Records for this exercise:
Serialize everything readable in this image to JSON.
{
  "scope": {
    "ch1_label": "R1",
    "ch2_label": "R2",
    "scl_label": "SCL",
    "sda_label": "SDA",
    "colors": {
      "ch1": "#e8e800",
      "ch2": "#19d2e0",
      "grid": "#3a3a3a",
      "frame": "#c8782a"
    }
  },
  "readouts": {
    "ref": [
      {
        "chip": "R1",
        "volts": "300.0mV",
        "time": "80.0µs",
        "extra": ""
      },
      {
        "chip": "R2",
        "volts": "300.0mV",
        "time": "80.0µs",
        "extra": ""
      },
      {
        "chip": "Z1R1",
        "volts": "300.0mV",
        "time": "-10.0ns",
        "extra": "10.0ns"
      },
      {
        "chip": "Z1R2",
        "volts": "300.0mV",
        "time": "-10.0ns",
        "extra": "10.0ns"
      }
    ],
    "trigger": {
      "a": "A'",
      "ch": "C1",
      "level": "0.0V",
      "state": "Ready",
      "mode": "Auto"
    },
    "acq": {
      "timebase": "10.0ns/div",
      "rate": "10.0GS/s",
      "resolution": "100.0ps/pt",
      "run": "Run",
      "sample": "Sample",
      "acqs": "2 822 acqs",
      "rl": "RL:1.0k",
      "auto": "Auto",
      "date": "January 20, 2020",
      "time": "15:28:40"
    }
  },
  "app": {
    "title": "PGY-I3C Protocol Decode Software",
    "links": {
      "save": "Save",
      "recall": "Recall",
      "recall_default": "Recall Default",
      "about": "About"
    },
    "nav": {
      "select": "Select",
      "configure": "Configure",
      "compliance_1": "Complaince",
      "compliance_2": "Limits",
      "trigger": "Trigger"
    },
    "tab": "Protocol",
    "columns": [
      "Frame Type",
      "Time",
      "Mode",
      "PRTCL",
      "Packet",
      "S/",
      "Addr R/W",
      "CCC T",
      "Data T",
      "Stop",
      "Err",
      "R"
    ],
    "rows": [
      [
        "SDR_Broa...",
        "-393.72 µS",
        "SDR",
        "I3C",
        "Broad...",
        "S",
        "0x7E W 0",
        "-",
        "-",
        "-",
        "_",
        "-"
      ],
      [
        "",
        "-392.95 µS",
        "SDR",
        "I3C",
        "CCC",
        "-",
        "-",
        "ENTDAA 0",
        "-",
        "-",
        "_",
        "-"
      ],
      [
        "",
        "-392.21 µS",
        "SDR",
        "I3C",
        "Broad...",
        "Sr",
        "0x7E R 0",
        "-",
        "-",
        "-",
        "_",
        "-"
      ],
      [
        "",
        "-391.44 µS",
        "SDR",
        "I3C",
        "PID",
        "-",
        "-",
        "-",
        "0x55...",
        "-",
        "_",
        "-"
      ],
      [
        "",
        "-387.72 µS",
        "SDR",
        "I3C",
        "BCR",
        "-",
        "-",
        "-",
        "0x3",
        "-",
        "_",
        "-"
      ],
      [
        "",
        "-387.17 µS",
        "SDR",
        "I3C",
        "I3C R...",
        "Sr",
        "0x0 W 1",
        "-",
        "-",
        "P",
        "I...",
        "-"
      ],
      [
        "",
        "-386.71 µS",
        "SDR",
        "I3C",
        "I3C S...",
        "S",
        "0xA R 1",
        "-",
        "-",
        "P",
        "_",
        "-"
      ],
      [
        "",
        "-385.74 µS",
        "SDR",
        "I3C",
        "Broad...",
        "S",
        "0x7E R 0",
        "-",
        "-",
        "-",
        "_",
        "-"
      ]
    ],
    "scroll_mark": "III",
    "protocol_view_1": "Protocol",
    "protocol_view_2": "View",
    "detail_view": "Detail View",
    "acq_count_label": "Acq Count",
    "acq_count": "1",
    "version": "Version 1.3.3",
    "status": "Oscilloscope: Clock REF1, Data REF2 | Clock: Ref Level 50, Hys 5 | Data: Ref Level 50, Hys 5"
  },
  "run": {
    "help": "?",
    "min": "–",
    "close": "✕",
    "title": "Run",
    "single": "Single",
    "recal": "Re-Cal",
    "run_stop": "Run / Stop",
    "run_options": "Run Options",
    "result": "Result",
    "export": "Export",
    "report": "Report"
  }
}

Problem details: Each record above should be output again exactly.

Written answer:
Serialize everything readable in this image to JSON.
{
  "scope": {
    "ch1_label": "R1",
    "ch2_label": "R2",
    "scl_label": "SCL",
    "sda_label": "SDA",
    "colors": {
      "ch1": "#e8e800",
      "ch2": "#19d2e0",
      "grid": "#3a3a3a",
      "frame": "#c8782a"
    }
  },
  "readouts": {
    "ref": [
      {
        "chip": "R1",
        "volts": "300.0mV",
        "time": "80.0µs",
        "extra": ""
      },
      {
        "chip": "R2",
        "volts": "300.0mV",
        "time": "80.0µs",
        "extra": ""
      },
      {
        "chip": "Z1R1",
        "volts": "300.0mV",
        "time": "-10.0ns",
        "extra": "10.0ns"
      },
      {
        "chip": "Z1R2",
        "volts": "300.0mV",
        "time": "-10.0ns",
        "extra": "10.0ns"
      }
    ],
    "trigger": {
      "a": "A'",
      "ch": "C1",
      "level": "0.0V",
      "state": "Ready",
      "mode": "Auto"
    },
    "acq": {
      "timebase": "10.0ns/div",
      "rate": "10.0GS/s",
      "resolution": "100.0ps/pt",
      "run": "Run",
      "sample": "Sample",
      "acqs": "2 822 acqs",
      "rl": "RL:1.0k",
      "auto": "Auto",
      "date": "January 20, 2020",
      "time": "15:28:40"
    }
  },
  "app": {
    "title": "PGY-I3C Protocol Decode Software",
    "links": {
      "save": "Save",
      "recall": "Recall",
      "recall_default": "Recall Default",
      "about": "About"
    },
    "nav": {
      "select": "Select",
      "configure": "Configure",
      "compliance_1": "Complaince",
      "compliance_2": "Limits",
      "trigger": "Trigger"
    },
    "tab": "Protocol",
    "columns": [
      "Frame Type",
      "Time",
      "Mode",
      "PRTCL",
      "Packet",
      "S/",
      "Addr R/W",
      "CCC T",
      "Data T",
      "Stop",
      "Err",
      "R"
    ],
    "rows": [
      [
        "SDR_Broa...",
        "-393.72 µS",
        "SDR",
        "I3C",
        "Broad...",
        "S",
        "0x7E W 0",
        "-",
        "-",
        "-",
        "_",
        "-"
      ],
      [
        "",
        "-392.95 µS",
        "SDR",
        "I3C",
        "CCC",
        "-",
        "-",
        "ENTDAA 0",
        "-",
        "-",
        "_",
        "-"
      ],
      [
        "",
        "-392.21 µS",
        "SDR",
        "I3C",
        "Broad...",
        "Sr",
        "0x7E R 0",
        "-",
        "-",
        "-",
        "_",
        "-"
      ],
      [
        "",
        "-391.44 µS",
        "SDR",
        "I3C",
        "PID",
        "-",
        "-",
        "-",
        "0x55...",
        "-",
        "_",
        "-"
      ],
      [
        "",
        "-387.72 µS",
        "SDR",
        "I3C",
        "BCR",
        "-",
        "-",
        "-",
        "0x3",
        "-",
        "_",
        "-"
      ],
      [
        "",
        "-387.17 µS",
        "SDR",
        "I3C",
        "I3C R...",
        "Sr",
        "0x0 W 1",
        "-",
        "-",
        "P",
        "I...",
        "-"
      ],
      [
        "",
        "-386.71 µS",
        "SDR",
        "I3C",
        "I3C S...",
        "S",
        "0xA R 1",
        "-",
        "-",
        "P",
        "_",
        "-"
      ],
      [
        "",
        "-385.74 µS",
        "SDR",
        "I3C",
        "Broad...",
        "S",
        "0x7E R 0",
        "-",
        "-",
        "-",
        "_",
        "-"
      ]
    ],
    "scroll_mark": "III",
    "protocol_view_1": "Protocol",
    "protocol_view_2": "View",
    "detail_view": "Detail View",
    "acq_count_label": "Acq Count",
    "acq_count": "1",
    "version": "Version 1.3.3",
    "status": "Oscilloscope: Clock REF1, Data REF2 | Clock: Ref Level 50, Hys 5 | Data: Ref Level 50, Hys 5"
  },
  "run": {
    "help": "?",
    "min": "–",
    "close": "✕",
    "title": "Run",
    "single": "Single",
    "recal": "Re-Cal",
    "run_stop": "Run / Stop",
    "run_options": "Run Options",
    "result": "Result",
    "export": "Export",
    "report": "Report"
  }
}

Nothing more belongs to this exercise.